*GOAL OF THE EXERCISE*: Copy all the data exactly, except the pictures.

*DATA*:
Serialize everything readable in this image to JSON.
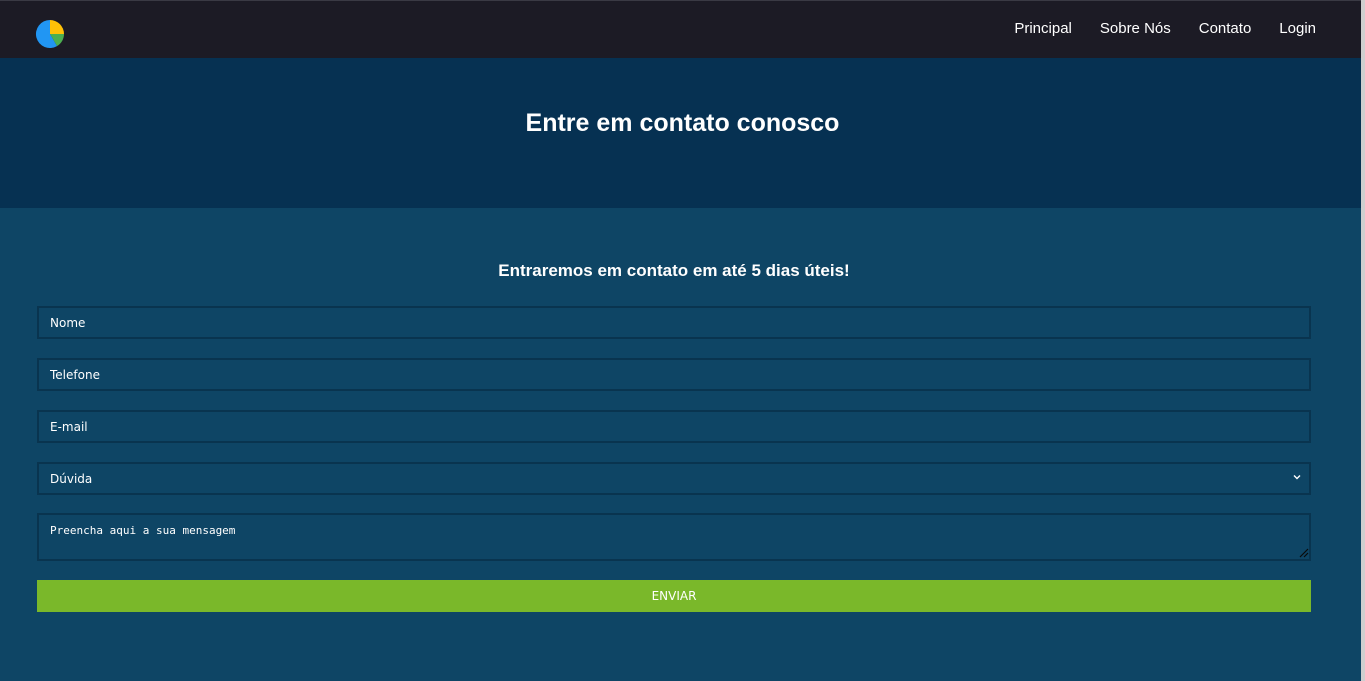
{
  "navbar": {
    "logo_icon": "pie-chart-icon",
    "links": [
      {
        "label": "Principal"
      },
      {
        "label": "Sobre Nós"
      },
      {
        "label": "Contato"
      },
      {
        "label": "Login"
      }
    ]
  },
  "hero": {
    "title": "Entre em contato conosco"
  },
  "form": {
    "subtitle": "Entraremos em contato em até 5 dias úteis!",
    "name_placeholder": "Nome",
    "phone_placeholder": "Telefone",
    "email_placeholder": "E-mail",
    "subject_selected": "Dúvida",
    "message_placeholder": "Preencha aqui a sua mensagem",
    "submit_label": "ENVIAR"
  },
  "colors": {
    "navbar_bg": "#1c1b25",
    "hero_bg": "#063152",
    "page_bg": "#0e4565",
    "button_bg": "#7ab82a",
    "logo_blue": "#2196f3",
    "logo_yellow": "#ffc107",
    "logo_green": "#4caf50"
  }
}
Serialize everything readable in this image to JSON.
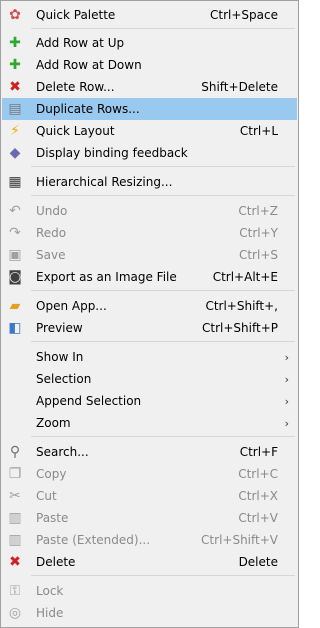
{
  "menu": {
    "items": [
      {
        "label": "Quick Palette",
        "shortcut": "Ctrl+Space",
        "icon": "palette-icon",
        "glyph": "✿",
        "color": "#d05050",
        "disabled": false
      },
      {
        "label": "Add Row at Up",
        "shortcut": "",
        "icon": "add-row-up-icon",
        "glyph": "✚",
        "color": "#2ea82e",
        "disabled": false
      },
      {
        "label": "Add Row at Down",
        "shortcut": "",
        "icon": "add-row-down-icon",
        "glyph": "✚",
        "color": "#2ea82e",
        "disabled": false
      },
      {
        "label": "Delete Row...",
        "shortcut": "Shift+Delete",
        "icon": "delete-row-icon",
        "glyph": "✖",
        "color": "#d02020",
        "disabled": false
      },
      {
        "label": "Duplicate Rows...",
        "shortcut": "",
        "icon": "duplicate-rows-icon",
        "glyph": "▤",
        "color": "#7a7a7a",
        "disabled": false,
        "highlighted": true
      },
      {
        "label": "Quick Layout",
        "shortcut": "Ctrl+L",
        "icon": "lightning-icon",
        "glyph": "⚡",
        "color": "#e8b000",
        "disabled": false
      },
      {
        "label": "Display binding feedback",
        "shortcut": "",
        "icon": "binding-feedback-icon",
        "glyph": "◆",
        "color": "#6a6ab0",
        "disabled": false
      },
      {
        "label": "Hierarchical Resizing...",
        "shortcut": "",
        "icon": "hierarchical-resize-icon",
        "glyph": "▦",
        "color": "#404040",
        "disabled": false
      },
      {
        "label": "Undo",
        "shortcut": "Ctrl+Z",
        "icon": "undo-icon",
        "glyph": "↶",
        "color": "#a0a0a0",
        "disabled": true
      },
      {
        "label": "Redo",
        "shortcut": "Ctrl+Y",
        "icon": "redo-icon",
        "glyph": "↷",
        "color": "#a0a0a0",
        "disabled": true
      },
      {
        "label": "Save",
        "shortcut": "Ctrl+S",
        "icon": "save-icon",
        "glyph": "▣",
        "color": "#a0a0a0",
        "disabled": true
      },
      {
        "label": "Export as an Image File",
        "shortcut": "Ctrl+Alt+E",
        "icon": "camera-icon",
        "glyph": "◙",
        "color": "#404040",
        "disabled": false
      },
      {
        "label": "Open App...",
        "shortcut": "Ctrl+Shift+,",
        "icon": "open-folder-icon",
        "glyph": "▰",
        "color": "#e0a020",
        "disabled": false
      },
      {
        "label": "Preview",
        "shortcut": "Ctrl+Shift+P",
        "icon": "preview-icon",
        "glyph": "◧",
        "color": "#3a78c8",
        "disabled": false
      },
      {
        "label": "Show In",
        "shortcut": "",
        "submenu": true,
        "disabled": false
      },
      {
        "label": "Selection",
        "shortcut": "",
        "submenu": true,
        "disabled": false
      },
      {
        "label": "Append Selection",
        "shortcut": "",
        "submenu": true,
        "disabled": false
      },
      {
        "label": "Zoom",
        "shortcut": "",
        "submenu": true,
        "disabled": false
      },
      {
        "label": "Search...",
        "shortcut": "Ctrl+F",
        "icon": "search-icon",
        "glyph": "⚲",
        "color": "#707070",
        "disabled": false
      },
      {
        "label": "Copy",
        "shortcut": "Ctrl+C",
        "icon": "copy-icon",
        "glyph": "❐",
        "color": "#a0a0a0",
        "disabled": true
      },
      {
        "label": "Cut",
        "shortcut": "Ctrl+X",
        "icon": "scissors-icon",
        "glyph": "✂",
        "color": "#a0a0a0",
        "disabled": true
      },
      {
        "label": "Paste",
        "shortcut": "Ctrl+V",
        "icon": "paste-icon",
        "glyph": "▥",
        "color": "#a0a0a0",
        "disabled": true
      },
      {
        "label": "Paste (Extended)...",
        "shortcut": "Ctrl+Shift+V",
        "icon": "paste-extended-icon",
        "glyph": "▥",
        "color": "#a0a0a0",
        "disabled": true
      },
      {
        "label": "Delete",
        "shortcut": "Delete",
        "icon": "delete-icon",
        "glyph": "✖",
        "color": "#d02020",
        "disabled": false
      },
      {
        "label": "Lock",
        "shortcut": "",
        "icon": "lock-icon",
        "glyph": "⚿",
        "color": "#a0a0a0",
        "disabled": true
      },
      {
        "label": "Hide",
        "shortcut": "",
        "icon": "hide-eye-icon",
        "glyph": "◎",
        "color": "#a0a0a0",
        "disabled": true
      }
    ],
    "submenu_arrow": "›"
  }
}
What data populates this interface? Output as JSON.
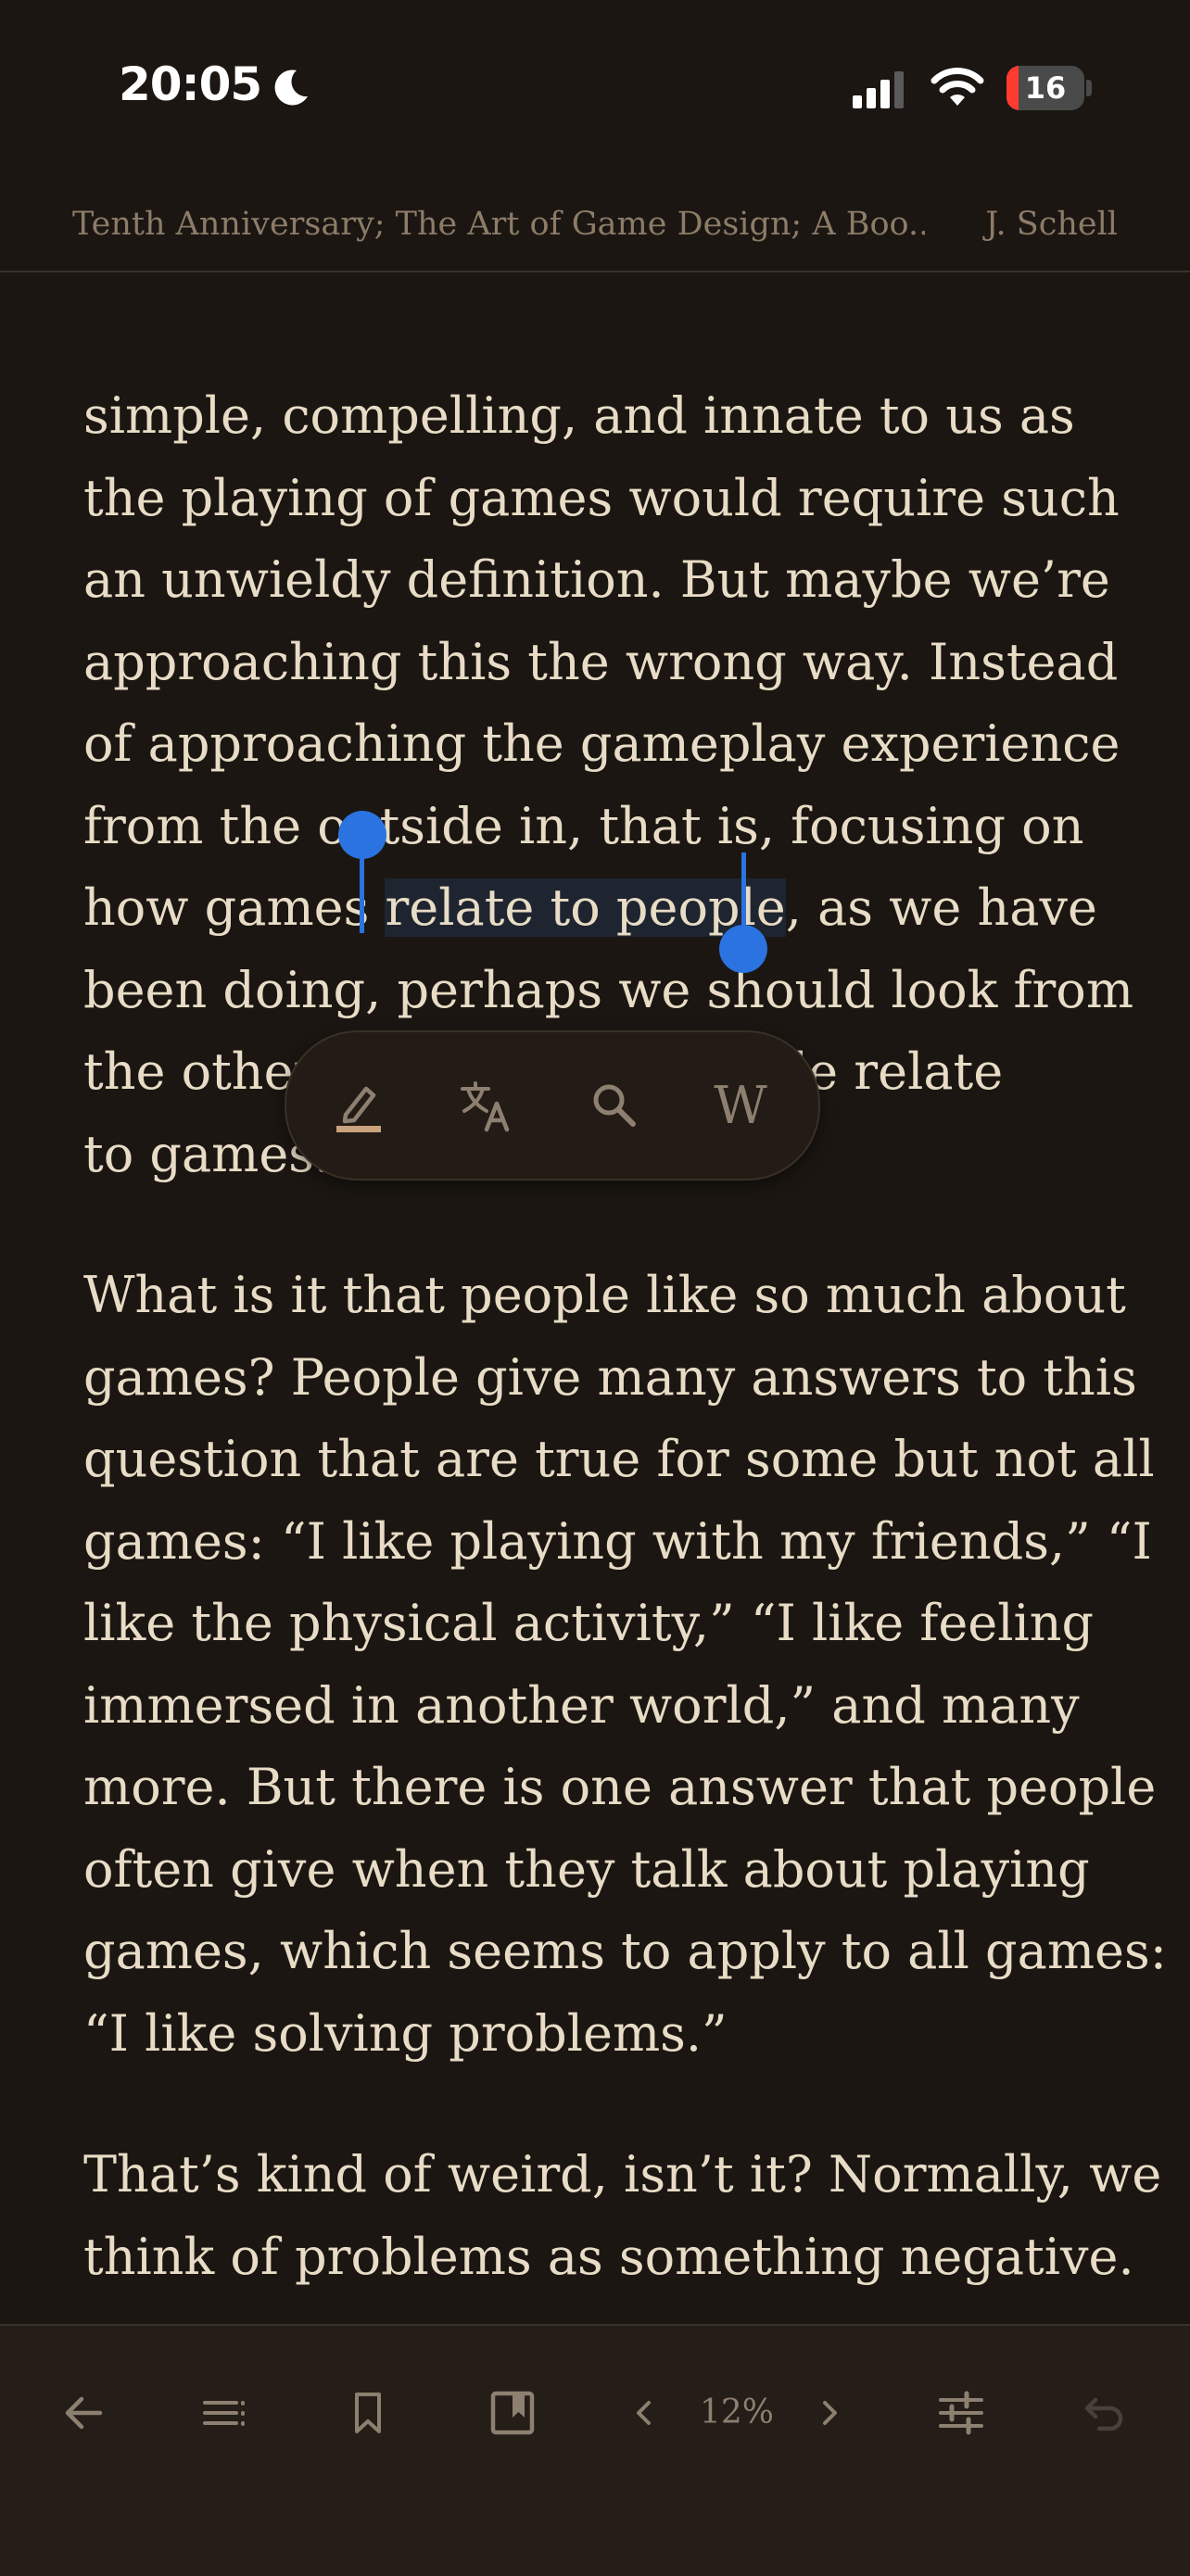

*TASK OUTPUT*:
Serialize everything readable in this image to JSON.
{
  "navbar": {
    "logo_icon": "pie-chart-icon",
    "links": [
      {
        "label": "Principal"
      },
      {
        "label": "Sobre Nós"
      },
      {
        "label": "Contato"
      },
      {
        "label": "Login"
      }
    ]
  },
  "hero": {
    "title": "Entre em contato conosco"
  },
  "form": {
    "subtitle": "Entraremos em contato em até 5 dias úteis!",
    "name_placeholder": "Nome",
    "phone_placeholder": "Telefone",
    "email_placeholder": "E-mail",
    "subject_selected": "Dúvida",
    "message_placeholder": "Preencha aqui a sua mensagem",
    "submit_label": "ENVIAR"
  },
  "colors": {
    "navbar_bg": "#1c1b25",
    "hero_bg": "#063152",
    "page_bg": "#0e4565",
    "button_bg": "#7ab82a",
    "logo_blue": "#2196f3",
    "logo_yellow": "#ffc107",
    "logo_green": "#4caf50"
  }
}
Serialize everything readable in this image to JSON.
{
  "menu": {
    "items": [
      {
        "label": "Quick Palette",
        "shortcut": "Ctrl+Space",
        "icon": "palette-icon",
        "glyph": "✿",
        "color": "#d05050",
        "disabled": false
      },
      {
        "label": "Add Row at Up",
        "shortcut": "",
        "icon": "add-row-up-icon",
        "glyph": "✚",
        "color": "#2ea82e",
        "disabled": false
      },
      {
        "label": "Add Row at Down",
        "shortcut": "",
        "icon": "add-row-down-icon",
        "glyph": "✚",
        "color": "#2ea82e",
        "disabled": false
      },
      {
        "label": "Delete Row...",
        "shortcut": "Shift+Delete",
        "icon": "delete-row-icon",
        "glyph": "✖",
        "color": "#d02020",
        "disabled": false
      },
      {
        "label": "Duplicate Rows...",
        "shortcut": "",
        "icon": "duplicate-rows-icon",
        "glyph": "▤",
        "color": "#7a7a7a",
        "disabled": false,
        "highlighted": true
      },
      {
        "label": "Quick Layout",
        "shortcut": "Ctrl+L",
        "icon": "lightning-icon",
        "glyph": "⚡",
        "color": "#e8b000",
        "disabled": false
      },
      {
        "label": "Display binding feedback",
        "shortcut": "",
        "icon": "binding-feedback-icon",
        "glyph": "◆",
        "color": "#6a6ab0",
        "disabled": false
      },
      {
        "label": "Hierarchical Resizing...",
        "shortcut": "",
        "icon": "hierarchical-resize-icon",
        "glyph": "▦",
        "color": "#404040",
        "disabled": false
      },
      {
        "label": "Undo",
        "shortcut": "Ctrl+Z",
        "icon": "undo-icon",
        "glyph": "↶",
        "color": "#a0a0a0",
        "disabled": true
      },
      {
        "label": "Redo",
        "shortcut": "Ctrl+Y",
        "icon": "redo-icon",
        "glyph": "↷",
        "color": "#a0a0a0",
        "disabled": true
      },
      {
        "label": "Save",
        "shortcut": "Ctrl+S",
        "icon": "save-icon",
        "glyph": "▣",
        "color": "#a0a0a0",
        "disabled": true
      },
      {
        "label": "Export as an Image File",
        "shortcut": "Ctrl+Alt+E",
        "icon": "camera-icon",
        "glyph": "◙",
        "color": "#404040",
        "disabled": false
      },
      {
        "label": "Open App...",
        "shortcut": "Ctrl+Shift+,",
        "icon": "open-folder-icon",
        "glyph": "▰",
        "color": "#e0a020",
        "disabled": false
      },
      {
        "label": "Preview",
        "shortcut": "Ctrl+Shift+P",
        "icon": "preview-icon",
        "glyph": "◧",
        "color": "#3a78c8",
        "disabled": false
      },
      {
        "label": "Show In",
        "shortcut": "",
        "submenu": true,
        "disabled": false
      },
      {
        "label": "Selection",
        "shortcut": "",
        "submenu": true,
        "disabled": false
      },
      {
        "label": "Append Selection",
        "shortcut": "",
        "submenu": true,
        "disabled": false
      },
      {
        "label": "Zoom",
        "shortcut": "",
        "submenu": true,
        "disabled": false
      },
      {
        "label": "Search...",
        "shortcut": "Ctrl+F",
        "icon": "search-icon",
        "glyph": "⚲",
        "color": "#707070",
        "disabled": false
      },
      {
        "label": "Copy",
        "shortcut": "Ctrl+C",
        "icon": "copy-icon",
        "glyph": "❐",
        "color": "#a0a0a0",
        "disabled": true
      },
      {
        "label": "Cut",
        "shortcut": "Ctrl+X",
        "icon": "scissors-icon",
        "glyph": "✂",
        "color": "#a0a0a0",
        "disabled": true
      },
      {
        "label": "Paste",
        "shortcut": "Ctrl+V",
        "icon": "paste-icon",
        "glyph": "▥",
        "color": "#a0a0a0",
        "disabled": true
      },
      {
        "label": "Paste (Extended)...",
        "shortcut": "Ctrl+Shift+V",
        "icon": "paste-extended-icon",
        "glyph": "▥",
        "color": "#a0a0a0",
        "disabled": true
      },
      {
        "label": "Delete",
        "shortcut": "Delete",
        "icon": "delete-icon",
        "glyph": "✖",
        "color": "#d02020",
        "disabled": false
      },
      {
        "label": "Lock",
        "shortcut": "",
        "icon": "lock-icon",
        "glyph": "⚿",
        "color": "#a0a0a0",
        "disabled": true
      },
      {
        "label": "Hide",
        "shortcut": "",
        "icon": "hide-eye-icon",
        "glyph": "◎",
        "color": "#a0a0a0",
        "disabled": true
      }
    ],
    "submenu_arrow": "›"
  }
}
What data populates this interface? Output as JSON.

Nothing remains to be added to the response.